**Requirement:** In the records below, find each line with the word "volume" and copy it.

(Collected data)
_ _ _ _ _ _ _
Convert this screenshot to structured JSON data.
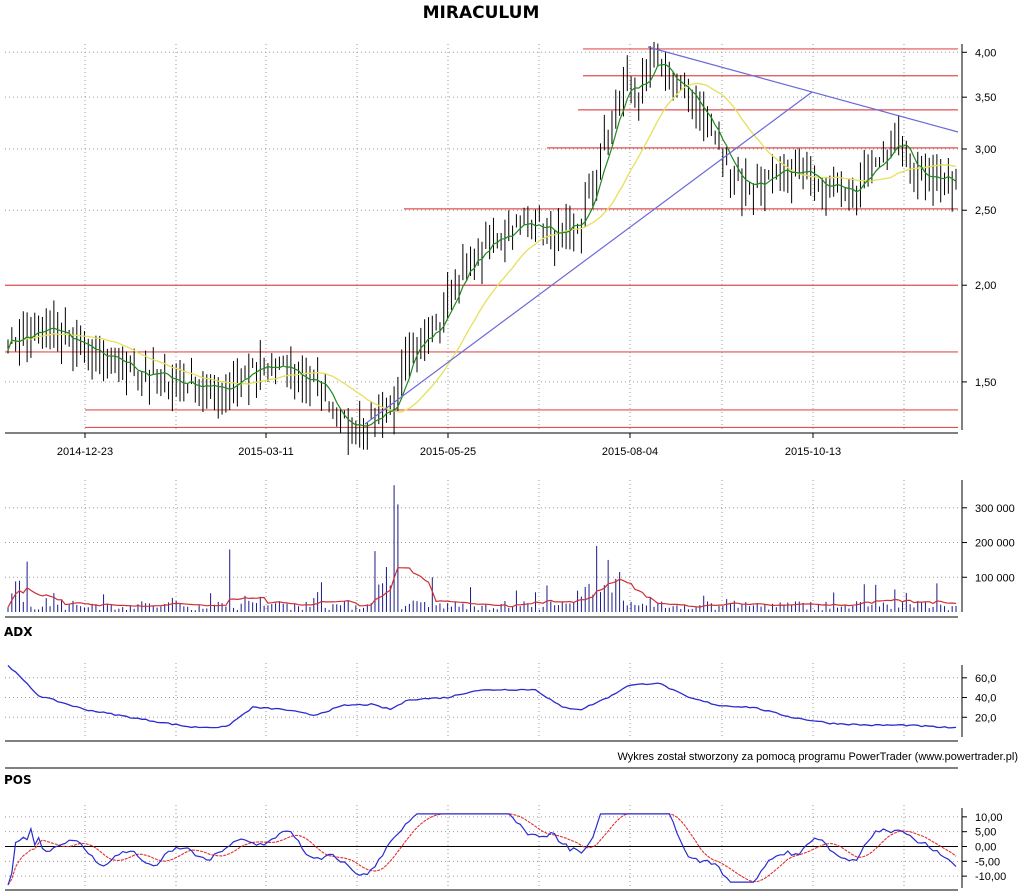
{
  "chart_data": [
    {
      "panel": "price",
      "type": "ohlc",
      "title": "MIRACULUM",
      "xticks": [
        "2014-12-23",
        "2015-03-11",
        "2015-05-25",
        "2015-08-04",
        "2015-10-13"
      ],
      "yticks": [
        "4,00",
        "3,50",
        "3,00",
        "2,50",
        "2,00",
        "1,50"
      ],
      "ylim": [
        1.3,
        4.1
      ],
      "yscale": "log",
      "keypoints": [
        [
          0,
          1.7
        ],
        [
          12,
          1.75
        ],
        [
          25,
          1.6
        ],
        [
          40,
          1.52
        ],
        [
          55,
          1.47
        ],
        [
          64,
          1.55
        ],
        [
          72,
          1.56
        ],
        [
          82,
          1.48
        ],
        [
          88,
          1.32
        ],
        [
          98,
          1.33
        ],
        [
          101,
          1.4
        ],
        [
          104,
          1.65
        ],
        [
          112,
          1.75
        ],
        [
          118,
          2.05
        ],
        [
          128,
          2.32
        ],
        [
          134,
          2.4
        ],
        [
          140,
          2.4
        ],
        [
          143,
          2.28
        ],
        [
          150,
          2.4
        ],
        [
          155,
          2.9
        ],
        [
          162,
          3.7
        ],
        [
          165,
          3.55
        ],
        [
          170,
          3.9
        ],
        [
          175,
          3.6
        ],
        [
          180,
          3.45
        ],
        [
          186,
          3.0
        ],
        [
          192,
          2.7
        ],
        [
          200,
          2.75
        ],
        [
          210,
          2.8
        ],
        [
          220,
          2.65
        ],
        [
          226,
          2.8
        ],
        [
          232,
          3.1
        ],
        [
          236,
          2.85
        ],
        [
          248,
          2.7
        ]
      ],
      "overlays": [
        "moving-average-short",
        "moving-average-long"
      ],
      "colors": {
        "bars": "#000000",
        "ma_short": "#1d8a1d",
        "ma_long": "#e6e05a",
        "support_resistance": "#e05050",
        "trendline": "#6a6ad8"
      }
    },
    {
      "panel": "volume",
      "type": "bar",
      "yticks": [
        "300 000",
        "200 000",
        "100 000"
      ],
      "ylim": [
        0,
        380000
      ],
      "colors": {
        "bars": "#1a1a8a",
        "average": "#d03030"
      }
    },
    {
      "panel": "ADX",
      "type": "line",
      "title": "ADX",
      "yticks": [
        "60,0",
        "40,0",
        "20,0"
      ],
      "ylim": [
        0,
        75
      ],
      "keypoints": [
        [
          0,
          73
        ],
        [
          8,
          42
        ],
        [
          20,
          28
        ],
        [
          35,
          18
        ],
        [
          48,
          10
        ],
        [
          57,
          10
        ],
        [
          64,
          30
        ],
        [
          72,
          28
        ],
        [
          80,
          22
        ],
        [
          88,
          32
        ],
        [
          95,
          33
        ],
        [
          100,
          28
        ],
        [
          105,
          38
        ],
        [
          115,
          40
        ],
        [
          122,
          47
        ],
        [
          128,
          48
        ],
        [
          138,
          48
        ],
        [
          145,
          30
        ],
        [
          150,
          28
        ],
        [
          158,
          42
        ],
        [
          162,
          52
        ],
        [
          170,
          55
        ],
        [
          178,
          40
        ],
        [
          186,
          32
        ],
        [
          195,
          30
        ],
        [
          205,
          20
        ],
        [
          215,
          14
        ],
        [
          225,
          12
        ],
        [
          235,
          12
        ],
        [
          248,
          9
        ]
      ],
      "colors": {
        "line": "#2b2bd0"
      }
    },
    {
      "panel": "POS",
      "type": "line",
      "title": "POS",
      "yticks": [
        "10,00",
        "5,00",
        "0,00",
        "-5,00",
        "-10,00"
      ],
      "ylim": [
        -14,
        14
      ],
      "series_count": 2,
      "colors": {
        "line_1": "#2b2bd0",
        "line_2": "#e03030",
        "zero": "#000000"
      }
    }
  ],
  "credit": "Wykres został stworzony za pomocą programu PowerTrader (www.powertrader.pl)"
}
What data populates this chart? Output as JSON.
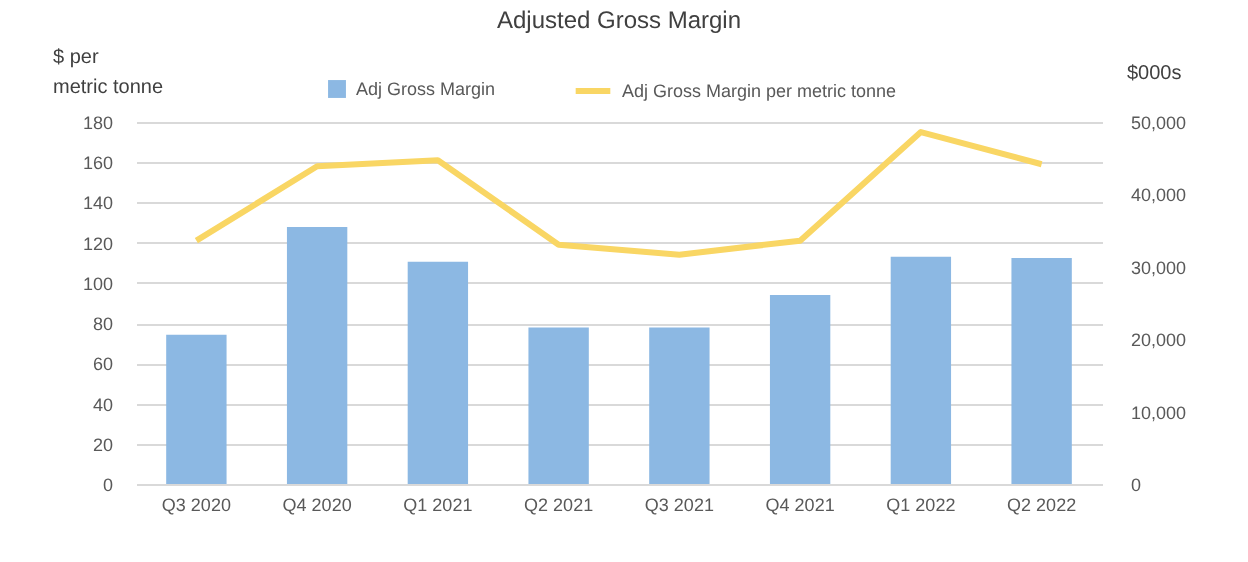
{
  "chart_data": {
    "type": "bar",
    "title": "Adjusted Gross Margin",
    "ylabel": "$ per metric tonne",
    "y2label": "$000s",
    "categories": [
      "Q3 2020",
      "Q4 2020",
      "Q1 2021",
      "Q2 2021",
      "Q3 2021",
      "Q4 2021",
      "Q1 2022",
      "Q2 2022"
    ],
    "series": [
      {
        "name": "Adj Gross Margin",
        "axis": "y2",
        "color": "#8cb8e3",
        "values": [
          20600,
          35500,
          30700,
          21600,
          21600,
          26100,
          31400,
          31200
        ]
      },
      {
        "name": "Adj Gross Margin per metric tonne",
        "type": "line",
        "color": "#f9d664",
        "values": [
          121,
          158,
          161,
          119,
          114,
          121,
          175,
          159
        ]
      }
    ],
    "ylim": [
      0,
      180
    ],
    "yticks": [
      0,
      20,
      40,
      60,
      80,
      100,
      120,
      140,
      160,
      180
    ],
    "y2lim": [
      0,
      50000
    ],
    "y2ticks": [
      {
        "value": 0,
        "label": "0"
      },
      {
        "value": 10000,
        "label": "10,000"
      },
      {
        "value": 20000,
        "label": "20,000"
      },
      {
        "value": 30000,
        "label": "30,000"
      },
      {
        "value": 40000,
        "label": "40,000"
      },
      {
        "value": 50000,
        "label": "50,000"
      }
    ],
    "grid": "y",
    "legend": "top",
    "marker": "none",
    "line_style": "solid"
  }
}
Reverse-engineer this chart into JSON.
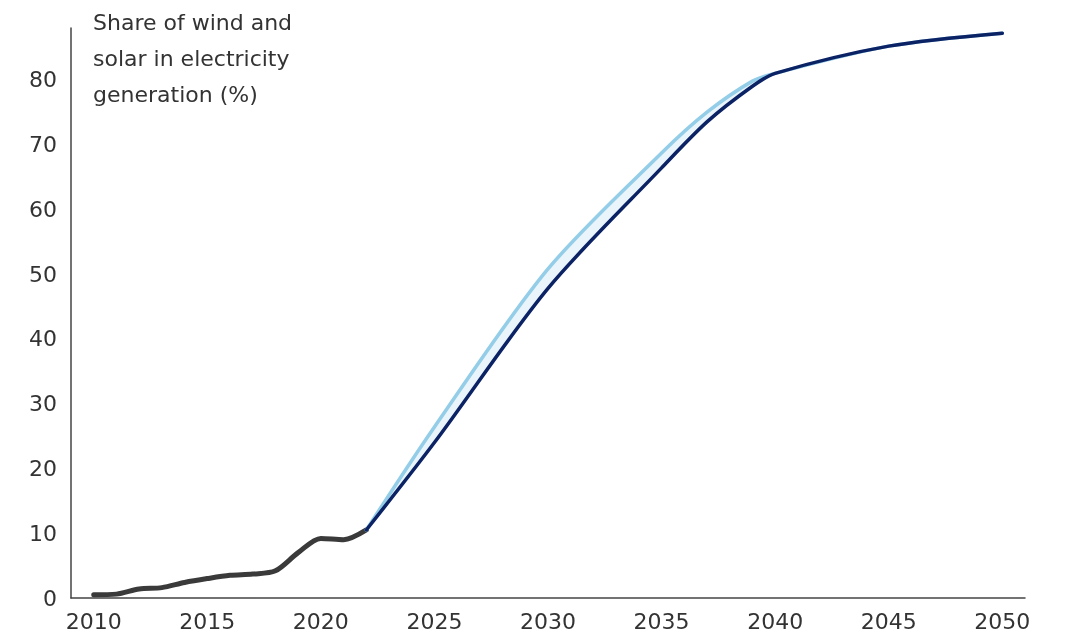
{
  "chart_data": {
    "type": "line",
    "ylabel": "Share of wind and solar in electricity generation (%)",
    "xlim": [
      2009,
      2051
    ],
    "xticks": [
      2010,
      2015,
      2020,
      2025,
      2030,
      2035,
      2040,
      2045,
      2050
    ],
    "ylim": [
      0,
      88
    ],
    "yticks": [
      0,
      10,
      20,
      30,
      40,
      50,
      60,
      70,
      80
    ],
    "grid": false,
    "marker": "none",
    "line_style": "solid",
    "series": [
      {
        "color": "#3a3a3a",
        "x": [
          2010,
          2011,
          2012,
          2013,
          2014,
          2015,
          2016,
          2017,
          2018,
          2019,
          2020,
          2021,
          2022
        ],
        "values": [
          0.5,
          0.6,
          1.4,
          1.6,
          2.4,
          3.0,
          3.5,
          3.7,
          4.2,
          7.0,
          9.2,
          9.0,
          10.5
        ]
      },
      {
        "color": "#93cde8",
        "x": [
          2022,
          2025,
          2030,
          2035,
          2037,
          2039,
          2040,
          2045,
          2050
        ],
        "values": [
          10.5,
          26.4,
          50.8,
          68.7,
          75.0,
          79.8,
          81.0,
          85.2,
          87.2
        ],
        "lower": [
          10.5,
          24.0,
          47.8,
          66.4,
          73.5,
          79.0,
          81.0,
          85.2,
          87.2
        ],
        "upper": [
          10.5,
          26.4,
          50.8,
          68.7,
          75.0,
          79.8,
          81.0,
          85.2,
          87.2
        ]
      },
      {
        "color": "#0b2265",
        "x": [
          2022,
          2025,
          2030,
          2035,
          2037,
          2039,
          2040,
          2045,
          2050
        ],
        "values": [
          10.5,
          24.0,
          47.8,
          66.4,
          73.5,
          79.0,
          81.0,
          85.2,
          87.2
        ]
      }
    ]
  }
}
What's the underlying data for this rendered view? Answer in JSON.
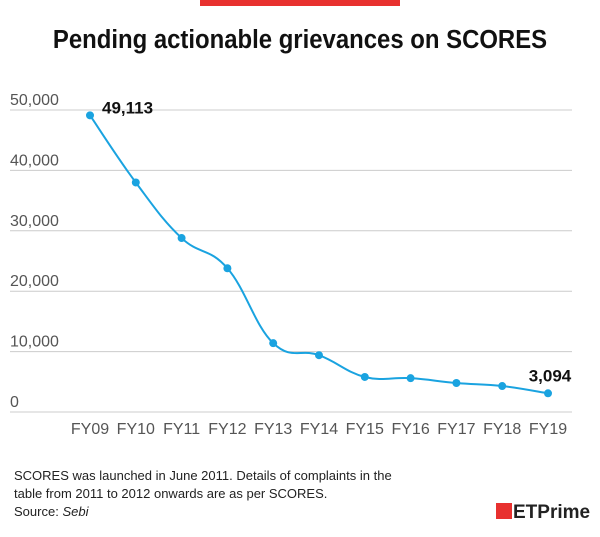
{
  "chart_data": {
    "type": "line",
    "title": "Pending actionable grievances on SCORES",
    "categories": [
      "FY09",
      "FY10",
      "FY11",
      "FY12",
      "FY13",
      "FY14",
      "FY15",
      "FY16",
      "FY17",
      "FY18",
      "FY19"
    ],
    "series": [
      {
        "color": "#1aa3e0",
        "values": [
          49113,
          38000,
          28800,
          23800,
          11400,
          9400,
          5800,
          5600,
          4800,
          4300,
          3094
        ],
        "value_labels": [
          "49,113",
          null,
          null,
          null,
          null,
          null,
          null,
          null,
          null,
          null,
          "3,094"
        ]
      }
    ],
    "ylim": [
      0,
      50000
    ],
    "yticks": [
      0,
      {
        "value": 10000,
        "label": "10,000"
      },
      {
        "value": 20000,
        "label": "20,000"
      },
      {
        "value": 30000,
        "label": "30,000"
      },
      {
        "value": 40000,
        "label": "40,000"
      },
      {
        "value": 50000,
        "label": "50,000"
      }
    ],
    "grid": true,
    "notes": [
      "SCORES was launched in June 2011. Details of complaints in the",
      "table from 2011 to 2012 onwards are as per SCORES."
    ],
    "source_label": "Source:",
    "source": "Sebi",
    "logo": "ETPrime"
  }
}
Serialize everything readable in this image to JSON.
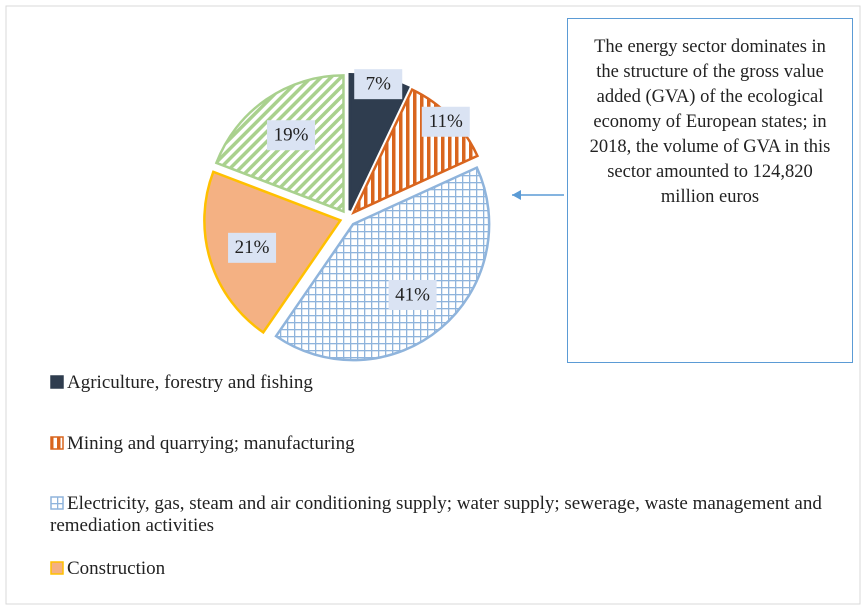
{
  "chart_data": {
    "type": "pie",
    "categories": [
      "Agriculture, forestry and fishing",
      "Mining and quarrying; manufacturing",
      "Electricity, gas, steam and air conditioning supply; water supply; sewerage, waste management and remediation activities",
      "Construction",
      null
    ],
    "values": [
      7,
      11,
      41,
      21,
      19
    ],
    "value_labels": [
      "7%",
      "11%",
      "41%",
      "21%",
      "19%"
    ],
    "colors": [
      "#2f3d4f",
      "#d9651e",
      "#8fb4dc",
      "#f4b183",
      "#a9d18e"
    ],
    "patterns": [
      "solid",
      "vertical",
      "grid",
      "solid",
      "diagonal"
    ],
    "annotation": "The energy sector dominates in the structure of the gross value added (GVA) of the ecological economy of European states; in 2018, the volume of GVA in this sector amounted to 124,820 million euros"
  }
}
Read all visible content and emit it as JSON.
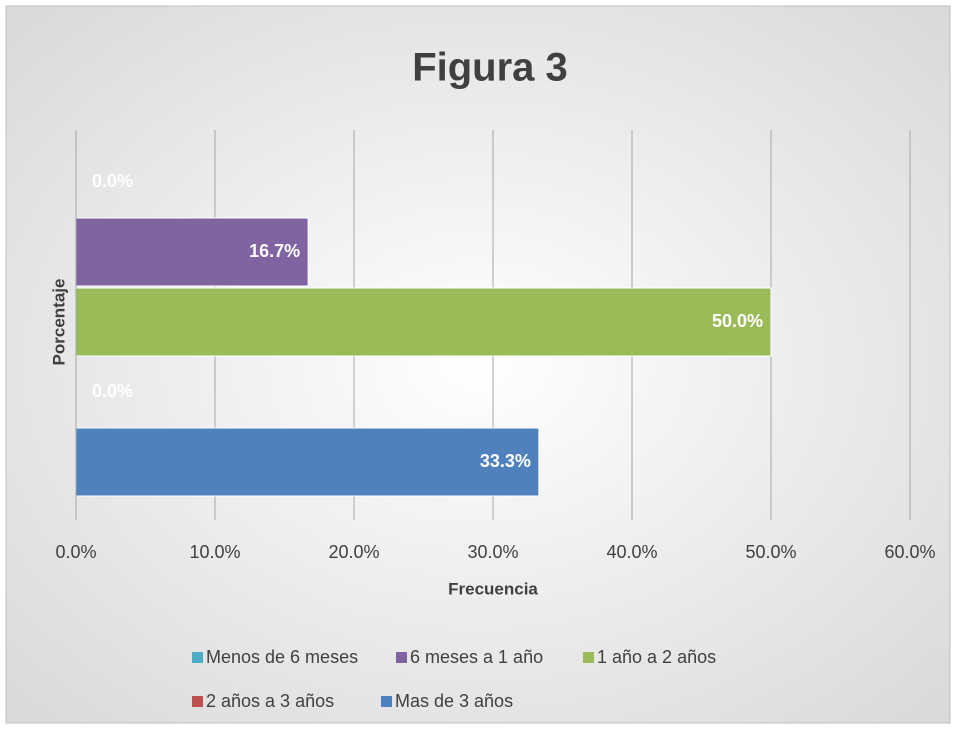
{
  "chart_data": {
    "type": "bar",
    "orientation": "horizontal",
    "title": "Figura 3",
    "x_label": "Frecuencia",
    "y_label": "Porcentaje",
    "categories": [
      null
    ],
    "series": [
      {
        "name": "Menos de 6 meses",
        "color": "#4bacc6",
        "values": [
          0
        ],
        "value_labels": [
          "0.0%"
        ]
      },
      {
        "name": "6 meses a 1 año",
        "color": "#8064a2",
        "values": [
          16.7
        ],
        "value_labels": [
          "16.7%"
        ]
      },
      {
        "name": "1 año a 2 años",
        "color": "#9bbb59",
        "values": [
          50
        ],
        "value_labels": [
          "50.0%"
        ]
      },
      {
        "name": "2 años a 3 años",
        "color": "#c0504d",
        "values": [
          0
        ],
        "value_labels": [
          "0.0%"
        ]
      },
      {
        "name": "Mas de 3 años",
        "color": "#4f81bd",
        "values": [
          33.3
        ],
        "value_labels": [
          "33.3%"
        ]
      }
    ],
    "xlim": [
      0,
      60
    ],
    "xticks": [
      {
        "value": 0,
        "label": "0.0%"
      },
      {
        "value": 10,
        "label": "10.0%"
      },
      {
        "value": 20,
        "label": "20.0%"
      },
      {
        "value": 30,
        "label": "30.0%"
      },
      {
        "value": 40,
        "label": "40.0%"
      },
      {
        "value": 50,
        "label": "50.0%"
      },
      {
        "value": 60,
        "label": "60.0%"
      }
    ],
    "grid": true,
    "legend": "bottom"
  }
}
_ _ _ _ _ _ _
**Answer below:**
      "panel": "volume",
    "annotation": "The energy sector dominates in the structure of the gross value added (GVA) of the ecological economy of European states; in 2018, the volume of GVA in this sector amounted to 124,820 million euros"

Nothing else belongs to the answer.